▶ **Challenge**: Any picture among the records should be left out, please; retype the rest exactly.

▶ **Raw data**:
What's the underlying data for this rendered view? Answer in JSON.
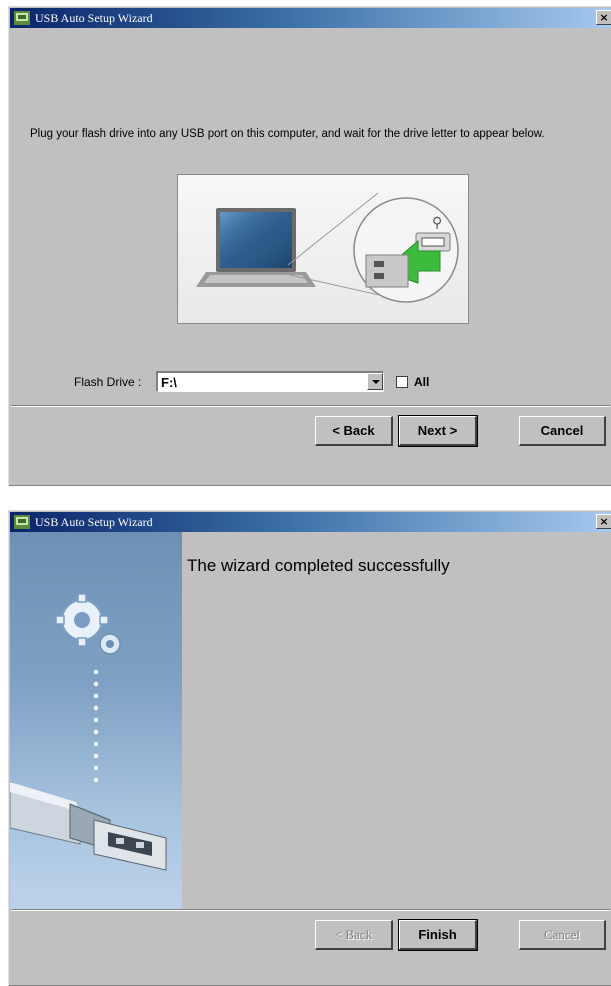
{
  "windows": [
    {
      "title": "USB Auto Setup Wizard",
      "instructions": "Plug your flash drive into any USB port on this computer, and wait for the drive letter to appear below.",
      "flash_drive_label": "Flash Drive :",
      "flash_drive_value": "F:\\",
      "all_label": "All",
      "buttons": {
        "back": "< Back",
        "next": "Next >",
        "cancel": "Cancel"
      }
    },
    {
      "title": "USB Auto Setup Wizard",
      "heading": "The wizard completed successfully",
      "buttons": {
        "back": "< Back",
        "finish": "Finish",
        "cancel": "Cancel"
      }
    }
  ],
  "close_glyph": "×",
  "icons": {
    "app": "wizard-app-icon",
    "laptop": "laptop-icon",
    "usb_port": "usb-port-icon",
    "gears": "gears-icon",
    "usb_drive": "usb-flash-drive-icon"
  },
  "colors": {
    "window_bg": "#c0c0c0",
    "titlebar_start": "#0a246a",
    "titlebar_end": "#a6caf0",
    "arrow_green": "#3dbb3d"
  }
}
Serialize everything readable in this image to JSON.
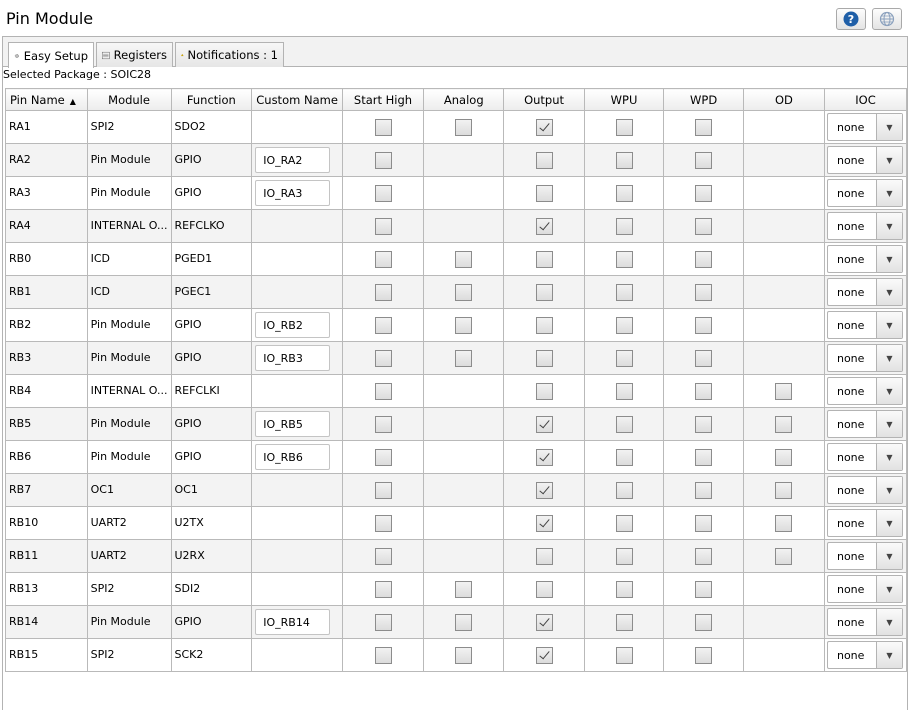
{
  "window": {
    "title": "Pin Module"
  },
  "tabs": [
    {
      "label": "Easy Setup"
    },
    {
      "label": "Registers"
    },
    {
      "label": "Notifications : 1"
    }
  ],
  "package_label": "Selected Package : SOIC28",
  "columns": [
    "Pin Name",
    "Module",
    "Function",
    "Custom Name",
    "Start High",
    "Analog",
    "Output",
    "WPU",
    "WPD",
    "OD",
    "IOC"
  ],
  "rows": [
    {
      "pin": "RA1",
      "module": "SPI2",
      "function": "SDO2",
      "custom": "",
      "start_high": false,
      "analog": false,
      "output": true,
      "wpu": false,
      "wpd": false,
      "od": null,
      "ioc": "none"
    },
    {
      "pin": "RA2",
      "module": "Pin Module",
      "function": "GPIO",
      "custom": "IO_RA2",
      "start_high": false,
      "analog": null,
      "output": false,
      "wpu": false,
      "wpd": false,
      "od": null,
      "ioc": "none"
    },
    {
      "pin": "RA3",
      "module": "Pin Module",
      "function": "GPIO",
      "custom": "IO_RA3",
      "start_high": false,
      "analog": null,
      "output": false,
      "wpu": false,
      "wpd": false,
      "od": null,
      "ioc": "none"
    },
    {
      "pin": "RA4",
      "module": "INTERNAL O...",
      "function": "REFCLKO",
      "custom": "",
      "start_high": false,
      "analog": null,
      "output": true,
      "wpu": false,
      "wpd": false,
      "od": null,
      "ioc": "none"
    },
    {
      "pin": "RB0",
      "module": "ICD",
      "function": "PGED1",
      "custom": "",
      "start_high": false,
      "analog": false,
      "output": false,
      "wpu": false,
      "wpd": false,
      "od": null,
      "ioc": "none"
    },
    {
      "pin": "RB1",
      "module": "ICD",
      "function": "PGEC1",
      "custom": "",
      "start_high": false,
      "analog": false,
      "output": false,
      "wpu": false,
      "wpd": false,
      "od": null,
      "ioc": "none"
    },
    {
      "pin": "RB2",
      "module": "Pin Module",
      "function": "GPIO",
      "custom": "IO_RB2",
      "start_high": false,
      "analog": false,
      "output": false,
      "wpu": false,
      "wpd": false,
      "od": null,
      "ioc": "none"
    },
    {
      "pin": "RB3",
      "module": "Pin Module",
      "function": "GPIO",
      "custom": "IO_RB3",
      "start_high": false,
      "analog": false,
      "output": false,
      "wpu": false,
      "wpd": false,
      "od": null,
      "ioc": "none"
    },
    {
      "pin": "RB4",
      "module": "INTERNAL O...",
      "function": "REFCLKI",
      "custom": "",
      "start_high": false,
      "analog": null,
      "output": false,
      "wpu": false,
      "wpd": false,
      "od": false,
      "ioc": "none"
    },
    {
      "pin": "RB5",
      "module": "Pin Module",
      "function": "GPIO",
      "custom": "IO_RB5",
      "start_high": false,
      "analog": null,
      "output": true,
      "wpu": false,
      "wpd": false,
      "od": false,
      "ioc": "none"
    },
    {
      "pin": "RB6",
      "module": "Pin Module",
      "function": "GPIO",
      "custom": "IO_RB6",
      "start_high": false,
      "analog": null,
      "output": true,
      "wpu": false,
      "wpd": false,
      "od": false,
      "ioc": "none"
    },
    {
      "pin": "RB7",
      "module": "OC1",
      "function": "OC1",
      "custom": "",
      "start_high": false,
      "analog": null,
      "output": true,
      "wpu": false,
      "wpd": false,
      "od": false,
      "ioc": "none"
    },
    {
      "pin": "RB10",
      "module": "UART2",
      "function": "U2TX",
      "custom": "",
      "start_high": false,
      "analog": null,
      "output": true,
      "wpu": false,
      "wpd": false,
      "od": false,
      "ioc": "none"
    },
    {
      "pin": "RB11",
      "module": "UART2",
      "function": "U2RX",
      "custom": "",
      "start_high": false,
      "analog": null,
      "output": false,
      "wpu": false,
      "wpd": false,
      "od": false,
      "ioc": "none"
    },
    {
      "pin": "RB13",
      "module": "SPI2",
      "function": "SDI2",
      "custom": "",
      "start_high": false,
      "analog": false,
      "output": false,
      "wpu": false,
      "wpd": false,
      "od": null,
      "ioc": "none"
    },
    {
      "pin": "RB14",
      "module": "Pin Module",
      "function": "GPIO",
      "custom": "IO_RB14",
      "start_high": false,
      "analog": false,
      "output": true,
      "wpu": false,
      "wpd": false,
      "od": null,
      "ioc": "none"
    },
    {
      "pin": "RB15",
      "module": "SPI2",
      "function": "SCK2",
      "custom": "",
      "start_high": false,
      "analog": false,
      "output": true,
      "wpu": false,
      "wpd": false,
      "od": null,
      "ioc": "none"
    }
  ],
  "colors": {
    "help_blue": "#1f5fa8",
    "warning_yellow": "#f5c400"
  },
  "icons": {
    "help": "help-icon",
    "globe": "globe-icon",
    "gear": "gear-icon",
    "registers": "registers-icon",
    "warning": "warning-icon",
    "sort": "sort-ascending-icon",
    "dropdown": "chevron-down-icon"
  }
}
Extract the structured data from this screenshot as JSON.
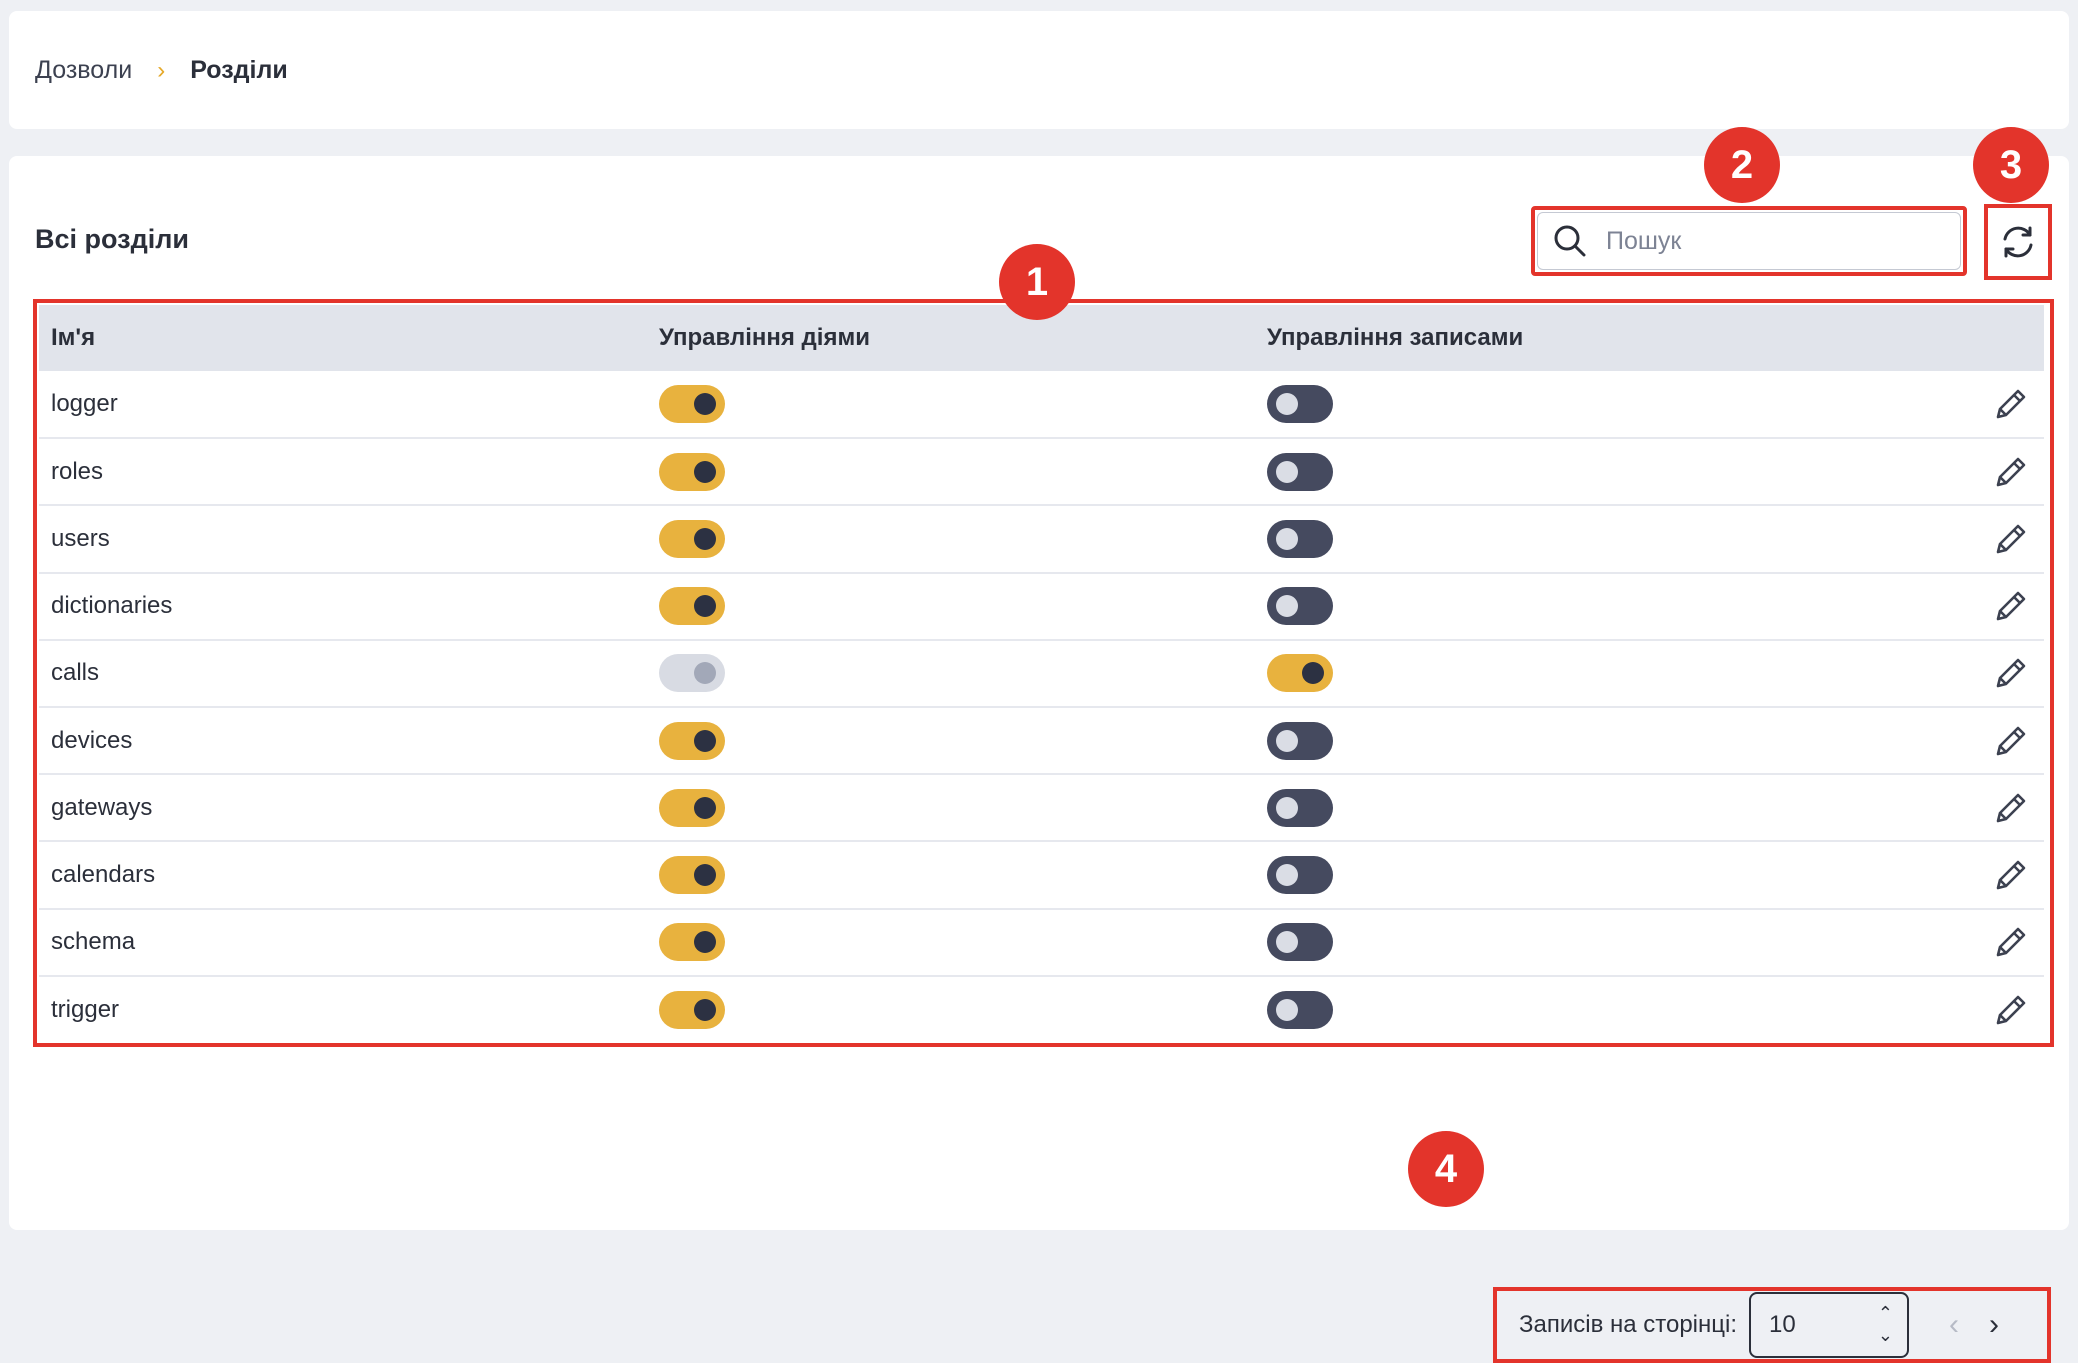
{
  "breadcrumb": {
    "parent": "Дозволи",
    "separator": "›",
    "current": "Розділи"
  },
  "section_title": "Всі розділи",
  "search": {
    "placeholder": "Пошук",
    "value": ""
  },
  "table": {
    "columns": [
      "Ім'я",
      "Управління діями",
      "Управління записами"
    ],
    "rows": [
      {
        "name": "logger",
        "actions": "on",
        "records": "off"
      },
      {
        "name": "roles",
        "actions": "on",
        "records": "off"
      },
      {
        "name": "users",
        "actions": "on",
        "records": "off"
      },
      {
        "name": "dictionaries",
        "actions": "on",
        "records": "off"
      },
      {
        "name": "calls",
        "actions": "disabled",
        "records": "on"
      },
      {
        "name": "devices",
        "actions": "on",
        "records": "off"
      },
      {
        "name": "gateways",
        "actions": "on",
        "records": "off"
      },
      {
        "name": "calendars",
        "actions": "on",
        "records": "off"
      },
      {
        "name": "schema",
        "actions": "on",
        "records": "off"
      },
      {
        "name": "trigger",
        "actions": "on",
        "records": "off"
      }
    ]
  },
  "pagination": {
    "per_page_label": "Записів на сторінці:",
    "per_page_value": "10",
    "prev_icon": "chevron-left-icon",
    "next_icon": "chevron-right-icon"
  },
  "annotations": {
    "badge_1": "1",
    "badge_2": "2",
    "badge_3": "3",
    "badge_4": "4"
  },
  "colors": {
    "accent_yellow": "#e8b23e",
    "toggle_off": "#454a5f",
    "annotation_red": "#e3342b",
    "header_bg": "#e1e4eb"
  }
}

▶ **The answer**:
What's the underlying data for this rendered view? Answer in JSON.
{
  "windows": [
    {
      "title": "USB Auto Setup Wizard",
      "instructions": "Plug your flash drive into any USB port on this computer, and wait for the drive letter to appear below.",
      "flash_drive_label": "Flash Drive :",
      "flash_drive_value": "F:\\",
      "all_label": "All",
      "buttons": {
        "back": "< Back",
        "next": "Next >",
        "cancel": "Cancel"
      }
    },
    {
      "title": "USB Auto Setup Wizard",
      "heading": "The wizard completed successfully",
      "buttons": {
        "back": "< Back",
        "finish": "Finish",
        "cancel": "Cancel"
      }
    }
  ],
  "close_glyph": "×",
  "icons": {
    "app": "wizard-app-icon",
    "laptop": "laptop-icon",
    "usb_port": "usb-port-icon",
    "gears": "gears-icon",
    "usb_drive": "usb-flash-drive-icon"
  },
  "colors": {
    "window_bg": "#c0c0c0",
    "titlebar_start": "#0a246a",
    "titlebar_end": "#a6caf0",
    "arrow_green": "#3dbb3d"
  }
}
Serialize everything readable in this image to JSON.
{
  "window": {
    "title": "Pin Module"
  },
  "tabs": [
    {
      "label": "Easy Setup"
    },
    {
      "label": "Registers"
    },
    {
      "label": "Notifications : 1"
    }
  ],
  "package_label": "Selected Package : SOIC28",
  "columns": [
    "Pin Name",
    "Module",
    "Function",
    "Custom Name",
    "Start High",
    "Analog",
    "Output",
    "WPU",
    "WPD",
    "OD",
    "IOC"
  ],
  "rows": [
    {
      "pin": "RA1",
      "module": "SPI2",
      "function": "SDO2",
      "custom": "",
      "start_high": false,
      "analog": false,
      "output": true,
      "wpu": false,
      "wpd": false,
      "od": null,
      "ioc": "none"
    },
    {
      "pin": "RA2",
      "module": "Pin Module",
      "function": "GPIO",
      "custom": "IO_RA2",
      "start_high": false,
      "analog": null,
      "output": false,
      "wpu": false,
      "wpd": false,
      "od": null,
      "ioc": "none"
    },
    {
      "pin": "RA3",
      "module": "Pin Module",
      "function": "GPIO",
      "custom": "IO_RA3",
      "start_high": false,
      "analog": null,
      "output": false,
      "wpu": false,
      "wpd": false,
      "od": null,
      "ioc": "none"
    },
    {
      "pin": "RA4",
      "module": "INTERNAL O...",
      "function": "REFCLKO",
      "custom": "",
      "start_high": false,
      "analog": null,
      "output": true,
      "wpu": false,
      "wpd": false,
      "od": null,
      "ioc": "none"
    },
    {
      "pin": "RB0",
      "module": "ICD",
      "function": "PGED1",
      "custom": "",
      "start_high": false,
      "analog": false,
      "output": false,
      "wpu": false,
      "wpd": false,
      "od": null,
      "ioc": "none"
    },
    {
      "pin": "RB1",
      "module": "ICD",
      "function": "PGEC1",
      "custom": "",
      "start_high": false,
      "analog": false,
      "output": false,
      "wpu": false,
      "wpd": false,
      "od": null,
      "ioc": "none"
    },
    {
      "pin": "RB2",
      "module": "Pin Module",
      "function": "GPIO",
      "custom": "IO_RB2",
      "start_high": false,
      "analog": false,
      "output": false,
      "wpu": false,
      "wpd": false,
      "od": null,
      "ioc": "none"
    },
    {
      "pin": "RB3",
      "module": "Pin Module",
      "function": "GPIO",
      "custom": "IO_RB3",
      "start_high": false,
      "analog": false,
      "output": false,
      "wpu": false,
      "wpd": false,
      "od": null,
      "ioc": "none"
    },
    {
      "pin": "RB4",
      "module": "INTERNAL O...",
      "function": "REFCLKI",
      "custom": "",
      "start_high": false,
      "analog": null,
      "output": false,
      "wpu": false,
      "wpd": false,
      "od": false,
      "ioc": "none"
    },
    {
      "pin": "RB5",
      "module": "Pin Module",
      "function": "GPIO",
      "custom": "IO_RB5",
      "start_high": false,
      "analog": null,
      "output": true,
      "wpu": false,
      "wpd": false,
      "od": false,
      "ioc": "none"
    },
    {
      "pin": "RB6",
      "module": "Pin Module",
      "function": "GPIO",
      "custom": "IO_RB6",
      "start_high": false,
      "analog": null,
      "output": true,
      "wpu": false,
      "wpd": false,
      "od": false,
      "ioc": "none"
    },
    {
      "pin": "RB7",
      "module": "OC1",
      "function": "OC1",
      "custom": "",
      "start_high": false,
      "analog": null,
      "output": true,
      "wpu": false,
      "wpd": false,
      "od": false,
      "ioc": "none"
    },
    {
      "pin": "RB10",
      "module": "UART2",
      "function": "U2TX",
      "custom": "",
      "start_high": false,
      "analog": null,
      "output": true,
      "wpu": false,
      "wpd": false,
      "od": false,
      "ioc": "none"
    },
    {
      "pin": "RB11",
      "module": "UART2",
      "function": "U2RX",
      "custom": "",
      "start_high": false,
      "analog": null,
      "output": false,
      "wpu": false,
      "wpd": false,
      "od": false,
      "ioc": "none"
    },
    {
      "pin": "RB13",
      "module": "SPI2",
      "function": "SDI2",
      "custom": "",
      "start_high": false,
      "analog": false,
      "output": false,
      "wpu": false,
      "wpd": false,
      "od": null,
      "ioc": "none"
    },
    {
      "pin": "RB14",
      "module": "Pin Module",
      "function": "GPIO",
      "custom": "IO_RB14",
      "start_high": false,
      "analog": false,
      "output": true,
      "wpu": false,
      "wpd": false,
      "od": null,
      "ioc": "none"
    },
    {
      "pin": "RB15",
      "module": "SPI2",
      "function": "SCK2",
      "custom": "",
      "start_high": false,
      "analog": false,
      "output": true,
      "wpu": false,
      "wpd": false,
      "od": null,
      "ioc": "none"
    }
  ],
  "colors": {
    "help_blue": "#1f5fa8",
    "warning_yellow": "#f5c400"
  },
  "icons": {
    "help": "help-icon",
    "globe": "globe-icon",
    "gear": "gear-icon",
    "registers": "registers-icon",
    "warning": "warning-icon",
    "sort": "sort-ascending-icon",
    "dropdown": "chevron-down-icon"
  }
}
Extract the structured data from this screenshot as JSON.
{
  "breadcrumb": {
    "parent": "Дозволи",
    "separator": "›",
    "current": "Розділи"
  },
  "section_title": "Всі розділи",
  "search": {
    "placeholder": "Пошук",
    "value": ""
  },
  "table": {
    "columns": [
      "Ім'я",
      "Управління діями",
      "Управління записами"
    ],
    "rows": [
      {
        "name": "logger",
        "actions": "on",
        "records": "off"
      },
      {
        "name": "roles",
        "actions": "on",
        "records": "off"
      },
      {
        "name": "users",
        "actions": "on",
        "records": "off"
      },
      {
        "name": "dictionaries",
        "actions": "on",
        "records": "off"
      },
      {
        "name": "calls",
        "actions": "disabled",
        "records": "on"
      },
      {
        "name": "devices",
        "actions": "on",
        "records": "off"
      },
      {
        "name": "gateways",
        "actions": "on",
        "records": "off"
      },
      {
        "name": "calendars",
        "actions": "on",
        "records": "off"
      },
      {
        "name": "schema",
        "actions": "on",
        "records": "off"
      },
      {
        "name": "trigger",
        "actions": "on",
        "records": "off"
      }
    ]
  },
  "pagination": {
    "per_page_label": "Записів на сторінці:",
    "per_page_value": "10",
    "prev_icon": "chevron-left-icon",
    "next_icon": "chevron-right-icon"
  },
  "annotations": {
    "badge_1": "1",
    "badge_2": "2",
    "badge_3": "3",
    "badge_4": "4"
  },
  "colors": {
    "accent_yellow": "#e8b23e",
    "toggle_off": "#454a5f",
    "annotation_red": "#e3342b",
    "header_bg": "#e1e4eb"
  }
}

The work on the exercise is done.